Task list:
A - Answer these questions from the Jorge Lozano profile:
(i) In what year did he turn professional?
(ii) With whom did he win the 1990 French Open mixed doubles title?
(iii) What was his overall win/loss record in Davis Cup play?
B - From the rows that follow the Jorge Lozano profile, return the stretch from the row containing "org-capacity-line3: METHODOLOGY: [957, 334, 1149, 359]" through the row containing "user-data-box: [990, 460, 1140, 655]", unchanged.

Excerpted passage:
•••••
Jorge Lozano
- Country (sports): Mexico
- Residence: Guadalajara, Mexico
- Born: 17 May 1963 (age 63) San Luis Potosí, Mexico
- Height: 1.80 m (5 ft 11 in)
- Turned pro: 1986
- Retired: 1994
- Plays: Right-handed
- Prize money: $739,424

Singles
- Career record: 26–49
- Career titles: 0
- Highest ranking: No. 51 (12 September 1988)

Grand Slam singles results
- French Open: 2R (1988)
- Wimbledon: 1R (1989)
- US Open: 4R (1988)

Doubles
- Career record: 208–164
- Career titles: 9
- Highest ranking: No. 4 (22 August 1988)

Mixed doubles
- Career titles: 1

Grand Slam mixed doubles results
- French Open: W (1988, 1990)

Team competitions
- Davis Cup: QF (1986, 1987)

= Jorge Lozano =

Mexican tennis player (born 1963)

Jorge Lozano (born 17 May 1963) is a retired professional tennis player from Mexico. He reached his highest doubles ranking of World No. 4 in August 1988. His highest singles ranking was World No. 51, achieved the following month.

During his career, he won two mixed doubles titles at the French Open: in 1988 with Lori McNeil and in 1990 with Arantxa Sánchez. He reached the round of 16 in singles at the 1988 US Open and also the semifinal in doubles that same year. Qualified twice for the Doubles Masters at the Royal Albert Hall in London and reached the semifinals in 1988. In his career, he won nine doubles titles, but no singles titles.

He turned professional in 1986, and in his career He was the first player to be beaten by Pete Sampras in the main draw of a Grand Slam tournament, at the French Open in 1989. In Davis Cup play, represented Mexico for 15 years, 1981–1995, won 12 doubles matches, and lost 12 as well. He lost 11 singles matches, and won 8, making his overall win / loss record at the Davis Cup 20–23. Lozano won his first title at Forest Hills in 1988, with his partner Todd Witsken, and won his last at Athens in 1993. He resides in Guadalajara. He was the captain of the Mexican Davis Cup Team from 2007 to 2014. He is now the Athletic Director for the University Tec de Monterrey, campus Guadalajara.
•••••
Provided data:
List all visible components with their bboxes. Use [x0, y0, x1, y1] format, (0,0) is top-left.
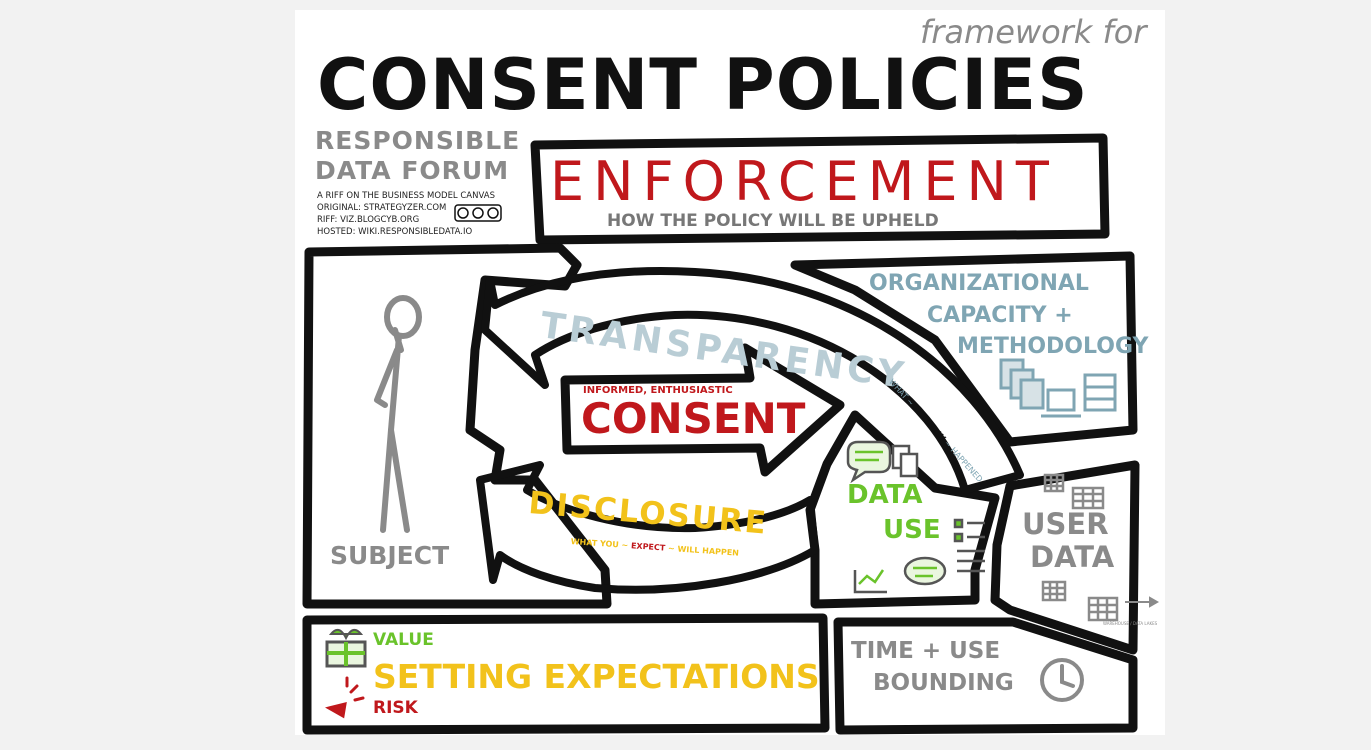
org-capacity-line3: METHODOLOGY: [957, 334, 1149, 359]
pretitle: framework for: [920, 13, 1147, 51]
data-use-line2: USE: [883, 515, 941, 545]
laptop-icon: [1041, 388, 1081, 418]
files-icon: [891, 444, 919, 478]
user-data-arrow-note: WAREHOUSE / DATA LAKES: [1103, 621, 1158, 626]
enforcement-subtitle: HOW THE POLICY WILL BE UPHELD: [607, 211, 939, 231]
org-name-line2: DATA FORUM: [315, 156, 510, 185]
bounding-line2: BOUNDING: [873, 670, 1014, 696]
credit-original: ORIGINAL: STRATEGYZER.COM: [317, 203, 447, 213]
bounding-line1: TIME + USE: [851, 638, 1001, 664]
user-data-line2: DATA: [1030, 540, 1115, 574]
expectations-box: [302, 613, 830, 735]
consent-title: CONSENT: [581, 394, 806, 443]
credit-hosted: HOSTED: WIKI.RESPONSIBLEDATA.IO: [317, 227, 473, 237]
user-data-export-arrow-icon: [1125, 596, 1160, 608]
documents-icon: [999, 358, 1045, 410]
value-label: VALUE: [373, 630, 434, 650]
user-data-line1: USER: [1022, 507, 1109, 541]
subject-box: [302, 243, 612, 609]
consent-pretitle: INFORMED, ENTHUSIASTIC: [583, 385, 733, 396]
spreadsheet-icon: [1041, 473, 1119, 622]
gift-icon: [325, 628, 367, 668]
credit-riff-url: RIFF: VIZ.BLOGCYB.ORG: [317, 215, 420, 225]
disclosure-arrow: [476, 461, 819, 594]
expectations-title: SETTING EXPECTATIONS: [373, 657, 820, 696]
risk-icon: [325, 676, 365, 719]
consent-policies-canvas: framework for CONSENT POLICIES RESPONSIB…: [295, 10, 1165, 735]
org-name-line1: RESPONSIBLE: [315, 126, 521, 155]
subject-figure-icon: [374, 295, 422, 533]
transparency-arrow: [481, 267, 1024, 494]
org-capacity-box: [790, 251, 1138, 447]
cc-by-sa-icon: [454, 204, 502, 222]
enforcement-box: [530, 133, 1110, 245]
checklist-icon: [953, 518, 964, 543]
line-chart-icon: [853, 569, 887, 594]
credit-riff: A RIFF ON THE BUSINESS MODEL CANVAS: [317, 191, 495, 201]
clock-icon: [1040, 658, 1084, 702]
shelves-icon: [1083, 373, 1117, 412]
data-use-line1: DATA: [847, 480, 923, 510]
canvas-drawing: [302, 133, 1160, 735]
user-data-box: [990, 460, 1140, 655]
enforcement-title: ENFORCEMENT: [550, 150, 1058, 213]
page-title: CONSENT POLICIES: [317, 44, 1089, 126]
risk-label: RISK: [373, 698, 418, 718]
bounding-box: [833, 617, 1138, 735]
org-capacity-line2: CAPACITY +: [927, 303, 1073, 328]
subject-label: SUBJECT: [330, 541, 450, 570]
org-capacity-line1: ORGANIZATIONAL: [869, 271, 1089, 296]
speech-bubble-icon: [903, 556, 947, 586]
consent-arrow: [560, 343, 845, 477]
•••••
Final results:
A -
(i) 1986
(ii) Arantxa Sánchez
(iii) 20–23

B -
org-capacity-line3: METHODOLOGY: [957, 334, 1149, 359]
pretitle: framework for: [920, 13, 1147, 51]
data-use-line2: USE: [883, 515, 941, 545]
laptop-icon: [1041, 388, 1081, 418]
files-icon: [891, 444, 919, 478]
user-data-arrow-note: WAREHOUSE / DATA LAKES: [1103, 621, 1158, 626]
enforcement-subtitle: HOW THE POLICY WILL BE UPHELD: [607, 211, 939, 231]
org-name-line2: DATA FORUM: [315, 156, 510, 185]
bounding-line2: BOUNDING: [873, 670, 1014, 696]
credit-original: ORIGINAL: STRATEGYZER.COM: [317, 203, 447, 213]
bounding-line1: TIME + USE: [851, 638, 1001, 664]
user-data-line2: DATA: [1030, 540, 1115, 574]
expectations-box: [302, 613, 830, 735]
consent-title: CONSENT: [581, 394, 806, 443]
credit-hosted: HOSTED: WIKI.RESPONSIBLEDATA.IO: [317, 227, 473, 237]
user-data-export-arrow-icon: [1125, 596, 1160, 608]
documents-icon: [999, 358, 1045, 410]
value-label: VALUE: [373, 630, 434, 650]
user-data-line1: USER: [1022, 507, 1109, 541]
subject-box: [302, 243, 612, 609]
consent-pretitle: INFORMED, ENTHUSIASTIC: [583, 385, 733, 396]
spreadsheet-icon: [1041, 473, 1119, 622]
gift-icon: [325, 628, 367, 668]
credit-riff-url: RIFF: VIZ.BLOGCYB.ORG: [317, 215, 420, 225]
disclosure-arrow: [476, 461, 819, 594]
expectations-title: SETTING EXPECTATIONS: [373, 657, 820, 696]
risk-icon: [325, 676, 365, 719]
consent-policies-canvas: framework for CONSENT POLICIES RESPONSIB…: [295, 10, 1165, 735]
org-name-line1: RESPONSIBLE: [315, 126, 521, 155]
subject-figure-icon: [374, 295, 422, 533]
transparency-arrow: [481, 267, 1024, 494]
org-capacity-box: [790, 251, 1138, 447]
cc-by-sa-icon: [454, 204, 502, 222]
enforcement-box: [530, 133, 1110, 245]
checklist-icon: [953, 518, 964, 543]
line-chart-icon: [853, 569, 887, 594]
credit-riff: A RIFF ON THE BUSINESS MODEL CANVAS: [317, 191, 495, 201]
clock-icon: [1040, 658, 1084, 702]
shelves-icon: [1083, 373, 1117, 412]
data-use-line1: DATA: [847, 480, 923, 510]
canvas-drawing: [302, 133, 1160, 735]
user-data-box: [990, 460, 1140, 655]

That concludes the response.